# Instructions for the task
Go through the material below and copy all lines with "بحبك".

# Given records
— BEGIN —

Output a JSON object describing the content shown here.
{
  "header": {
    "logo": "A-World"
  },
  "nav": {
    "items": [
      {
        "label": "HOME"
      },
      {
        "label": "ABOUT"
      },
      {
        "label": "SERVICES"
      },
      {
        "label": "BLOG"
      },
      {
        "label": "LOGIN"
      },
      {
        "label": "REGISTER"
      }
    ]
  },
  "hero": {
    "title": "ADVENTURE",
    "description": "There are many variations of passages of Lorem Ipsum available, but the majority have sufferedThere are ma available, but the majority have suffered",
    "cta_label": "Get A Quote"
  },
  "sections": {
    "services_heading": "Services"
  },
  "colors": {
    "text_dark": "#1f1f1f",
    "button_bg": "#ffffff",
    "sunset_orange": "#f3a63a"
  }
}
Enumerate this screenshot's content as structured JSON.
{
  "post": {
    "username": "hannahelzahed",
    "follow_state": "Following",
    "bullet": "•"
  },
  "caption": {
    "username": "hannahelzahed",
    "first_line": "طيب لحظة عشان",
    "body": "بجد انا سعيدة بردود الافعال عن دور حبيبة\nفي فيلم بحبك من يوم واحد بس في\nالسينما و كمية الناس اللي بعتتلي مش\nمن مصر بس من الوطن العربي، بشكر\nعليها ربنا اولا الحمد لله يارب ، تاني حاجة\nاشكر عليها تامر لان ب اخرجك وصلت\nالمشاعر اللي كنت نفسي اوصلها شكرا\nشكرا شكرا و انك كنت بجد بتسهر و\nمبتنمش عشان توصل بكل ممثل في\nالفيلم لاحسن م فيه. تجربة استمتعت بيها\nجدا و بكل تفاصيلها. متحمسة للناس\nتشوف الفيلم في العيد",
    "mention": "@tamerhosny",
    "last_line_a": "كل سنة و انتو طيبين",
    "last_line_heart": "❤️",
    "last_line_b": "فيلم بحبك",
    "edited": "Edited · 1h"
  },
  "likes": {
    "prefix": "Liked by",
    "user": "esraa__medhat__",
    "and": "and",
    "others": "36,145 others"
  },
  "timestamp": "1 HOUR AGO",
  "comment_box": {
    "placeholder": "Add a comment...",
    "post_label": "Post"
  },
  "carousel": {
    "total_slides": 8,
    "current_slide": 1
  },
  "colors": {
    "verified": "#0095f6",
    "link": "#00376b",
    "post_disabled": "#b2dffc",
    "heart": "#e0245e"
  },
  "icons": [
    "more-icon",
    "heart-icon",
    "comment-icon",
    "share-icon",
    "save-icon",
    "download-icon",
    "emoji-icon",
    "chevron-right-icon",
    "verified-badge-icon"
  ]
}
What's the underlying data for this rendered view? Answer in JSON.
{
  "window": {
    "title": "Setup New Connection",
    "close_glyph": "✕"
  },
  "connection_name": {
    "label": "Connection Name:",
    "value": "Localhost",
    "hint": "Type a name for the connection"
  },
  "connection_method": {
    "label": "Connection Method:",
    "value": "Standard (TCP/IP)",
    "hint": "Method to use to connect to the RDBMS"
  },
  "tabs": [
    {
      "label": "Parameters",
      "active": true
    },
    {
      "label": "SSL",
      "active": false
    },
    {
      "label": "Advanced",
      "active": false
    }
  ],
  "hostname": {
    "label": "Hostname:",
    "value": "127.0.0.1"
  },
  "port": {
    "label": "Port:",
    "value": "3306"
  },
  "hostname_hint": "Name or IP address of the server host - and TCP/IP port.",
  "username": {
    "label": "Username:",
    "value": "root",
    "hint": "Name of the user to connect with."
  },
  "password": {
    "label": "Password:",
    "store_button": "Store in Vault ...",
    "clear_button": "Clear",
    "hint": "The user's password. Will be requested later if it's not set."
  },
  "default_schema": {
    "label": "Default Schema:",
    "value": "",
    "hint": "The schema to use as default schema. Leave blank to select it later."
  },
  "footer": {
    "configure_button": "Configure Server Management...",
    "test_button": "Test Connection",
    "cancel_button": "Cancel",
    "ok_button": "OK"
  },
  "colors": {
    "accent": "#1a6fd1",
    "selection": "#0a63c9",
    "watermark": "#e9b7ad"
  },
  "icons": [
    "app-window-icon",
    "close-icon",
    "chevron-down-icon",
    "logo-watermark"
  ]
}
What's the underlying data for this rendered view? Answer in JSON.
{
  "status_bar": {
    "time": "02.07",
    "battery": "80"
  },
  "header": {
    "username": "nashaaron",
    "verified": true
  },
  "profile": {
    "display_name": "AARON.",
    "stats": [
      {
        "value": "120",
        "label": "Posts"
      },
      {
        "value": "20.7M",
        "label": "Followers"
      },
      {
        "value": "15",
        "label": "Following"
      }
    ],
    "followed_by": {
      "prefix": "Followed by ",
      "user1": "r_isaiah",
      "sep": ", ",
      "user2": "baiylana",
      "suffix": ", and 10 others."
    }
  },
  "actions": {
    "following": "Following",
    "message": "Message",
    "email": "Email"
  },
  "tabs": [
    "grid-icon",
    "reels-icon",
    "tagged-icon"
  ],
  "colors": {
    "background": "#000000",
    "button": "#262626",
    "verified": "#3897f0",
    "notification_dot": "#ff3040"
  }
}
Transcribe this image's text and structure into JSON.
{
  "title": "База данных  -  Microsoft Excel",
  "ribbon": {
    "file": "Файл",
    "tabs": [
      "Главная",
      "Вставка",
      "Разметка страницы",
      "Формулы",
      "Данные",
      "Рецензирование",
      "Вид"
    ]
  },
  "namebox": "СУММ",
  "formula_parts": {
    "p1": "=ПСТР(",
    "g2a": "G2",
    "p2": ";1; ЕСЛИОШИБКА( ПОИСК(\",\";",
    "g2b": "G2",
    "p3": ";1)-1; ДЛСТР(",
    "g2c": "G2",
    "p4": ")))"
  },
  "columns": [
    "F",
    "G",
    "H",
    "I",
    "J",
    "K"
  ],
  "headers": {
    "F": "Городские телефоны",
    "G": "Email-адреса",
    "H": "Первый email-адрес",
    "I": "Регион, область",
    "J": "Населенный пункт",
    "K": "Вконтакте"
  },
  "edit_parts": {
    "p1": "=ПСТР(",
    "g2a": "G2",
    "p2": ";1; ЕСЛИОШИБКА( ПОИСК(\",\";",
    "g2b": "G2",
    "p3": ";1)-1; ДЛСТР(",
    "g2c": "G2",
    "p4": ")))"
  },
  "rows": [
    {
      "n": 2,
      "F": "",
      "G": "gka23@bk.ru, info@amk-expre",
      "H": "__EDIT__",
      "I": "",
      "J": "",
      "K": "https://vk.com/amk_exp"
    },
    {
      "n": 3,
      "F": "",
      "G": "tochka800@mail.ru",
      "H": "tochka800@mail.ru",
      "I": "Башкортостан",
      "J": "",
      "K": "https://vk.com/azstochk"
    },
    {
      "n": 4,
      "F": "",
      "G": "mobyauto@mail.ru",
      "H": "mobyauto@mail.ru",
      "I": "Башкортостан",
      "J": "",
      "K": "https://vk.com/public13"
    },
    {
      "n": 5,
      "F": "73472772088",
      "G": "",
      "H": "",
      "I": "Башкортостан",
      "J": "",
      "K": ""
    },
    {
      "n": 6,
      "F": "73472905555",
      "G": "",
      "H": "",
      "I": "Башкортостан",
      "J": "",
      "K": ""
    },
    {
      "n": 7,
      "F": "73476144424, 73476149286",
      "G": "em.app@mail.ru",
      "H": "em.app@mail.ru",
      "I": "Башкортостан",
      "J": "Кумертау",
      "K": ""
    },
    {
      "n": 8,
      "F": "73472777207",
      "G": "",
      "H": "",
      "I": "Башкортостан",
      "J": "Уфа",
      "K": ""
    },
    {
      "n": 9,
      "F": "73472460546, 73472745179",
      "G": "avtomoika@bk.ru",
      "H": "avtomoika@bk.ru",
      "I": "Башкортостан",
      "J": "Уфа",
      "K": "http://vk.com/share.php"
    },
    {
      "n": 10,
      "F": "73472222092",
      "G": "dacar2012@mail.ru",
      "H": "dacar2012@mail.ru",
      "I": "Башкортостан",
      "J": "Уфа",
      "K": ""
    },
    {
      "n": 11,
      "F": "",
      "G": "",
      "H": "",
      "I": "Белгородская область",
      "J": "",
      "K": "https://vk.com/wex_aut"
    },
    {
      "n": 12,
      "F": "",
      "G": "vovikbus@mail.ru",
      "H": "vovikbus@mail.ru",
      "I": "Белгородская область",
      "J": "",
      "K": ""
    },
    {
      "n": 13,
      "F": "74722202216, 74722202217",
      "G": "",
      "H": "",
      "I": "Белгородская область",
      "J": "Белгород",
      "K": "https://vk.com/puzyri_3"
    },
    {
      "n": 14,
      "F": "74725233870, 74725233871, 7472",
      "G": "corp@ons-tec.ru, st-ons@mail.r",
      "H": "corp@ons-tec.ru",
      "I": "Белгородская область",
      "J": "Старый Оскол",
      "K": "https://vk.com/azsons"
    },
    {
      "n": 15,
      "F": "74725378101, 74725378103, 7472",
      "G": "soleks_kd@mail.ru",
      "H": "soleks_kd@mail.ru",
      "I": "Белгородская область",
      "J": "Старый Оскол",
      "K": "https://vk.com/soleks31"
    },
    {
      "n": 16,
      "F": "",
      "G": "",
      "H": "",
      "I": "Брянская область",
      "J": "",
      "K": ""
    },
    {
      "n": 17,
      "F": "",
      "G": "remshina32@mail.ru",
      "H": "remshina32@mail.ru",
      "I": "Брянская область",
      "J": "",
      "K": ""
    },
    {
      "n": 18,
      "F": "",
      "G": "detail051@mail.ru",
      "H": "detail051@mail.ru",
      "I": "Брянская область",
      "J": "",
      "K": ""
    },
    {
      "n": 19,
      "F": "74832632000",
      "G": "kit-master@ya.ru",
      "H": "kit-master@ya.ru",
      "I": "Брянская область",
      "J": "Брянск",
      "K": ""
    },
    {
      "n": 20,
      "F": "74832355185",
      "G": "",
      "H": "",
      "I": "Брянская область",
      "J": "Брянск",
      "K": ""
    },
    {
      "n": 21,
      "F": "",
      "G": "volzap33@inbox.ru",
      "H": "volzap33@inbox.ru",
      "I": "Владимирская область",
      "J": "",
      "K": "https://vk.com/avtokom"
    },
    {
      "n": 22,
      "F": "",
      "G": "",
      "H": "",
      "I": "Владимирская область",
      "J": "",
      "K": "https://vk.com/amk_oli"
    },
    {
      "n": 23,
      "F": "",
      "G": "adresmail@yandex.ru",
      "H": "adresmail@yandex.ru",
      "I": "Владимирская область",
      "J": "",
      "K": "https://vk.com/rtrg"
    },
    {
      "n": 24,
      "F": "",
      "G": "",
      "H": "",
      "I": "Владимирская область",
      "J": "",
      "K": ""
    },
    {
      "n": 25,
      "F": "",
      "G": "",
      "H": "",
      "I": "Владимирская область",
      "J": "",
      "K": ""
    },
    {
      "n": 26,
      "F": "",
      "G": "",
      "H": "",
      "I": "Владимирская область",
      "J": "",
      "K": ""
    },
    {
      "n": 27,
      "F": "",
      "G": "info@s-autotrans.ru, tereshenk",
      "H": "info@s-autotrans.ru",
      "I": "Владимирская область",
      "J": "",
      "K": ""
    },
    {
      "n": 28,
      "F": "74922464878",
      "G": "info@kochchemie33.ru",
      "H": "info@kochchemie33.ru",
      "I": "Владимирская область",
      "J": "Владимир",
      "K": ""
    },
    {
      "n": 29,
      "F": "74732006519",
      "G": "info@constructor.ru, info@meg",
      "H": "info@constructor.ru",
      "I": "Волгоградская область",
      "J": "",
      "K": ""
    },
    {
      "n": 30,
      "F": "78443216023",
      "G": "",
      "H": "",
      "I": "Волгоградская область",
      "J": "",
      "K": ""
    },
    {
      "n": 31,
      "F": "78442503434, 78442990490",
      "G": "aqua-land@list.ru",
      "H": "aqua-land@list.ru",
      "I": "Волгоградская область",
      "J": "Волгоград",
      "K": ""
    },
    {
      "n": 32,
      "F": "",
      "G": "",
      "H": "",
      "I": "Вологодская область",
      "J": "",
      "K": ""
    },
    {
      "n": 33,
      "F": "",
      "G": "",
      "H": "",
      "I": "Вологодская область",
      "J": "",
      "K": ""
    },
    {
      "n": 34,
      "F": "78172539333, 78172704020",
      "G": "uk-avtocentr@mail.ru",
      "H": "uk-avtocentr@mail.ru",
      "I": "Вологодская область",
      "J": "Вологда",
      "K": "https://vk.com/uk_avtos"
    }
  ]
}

— END —

# Solution
    "body": "بجد انا سعيدة بردود الافعال عن دور حبيبة\nفي فيلم بحبك من يوم واحد بس في\nالسينما و كمية الناس اللي بعتتلي مش\nمن مصر بس من الوطن العربي، بشكر\nعليها ربنا اولا الحمد لله يارب ، تاني حاجة\nاشكر عليها تامر لان ب اخرجك وصلت\nالمشاعر اللي كنت نفسي اوصلها شكرا\nشكرا شكرا و انك كنت بجد بتسهر و\nمبتنمش عشان توصل بكل ممثل في\nالفيلم لاحسن م فيه. تجربة استمتعت بيها\nجدا و بكل تفاصيلها. متحمسة للناس\nتشوف الفيلم في العيد",
    "last_line_b": "فيلم بحبك",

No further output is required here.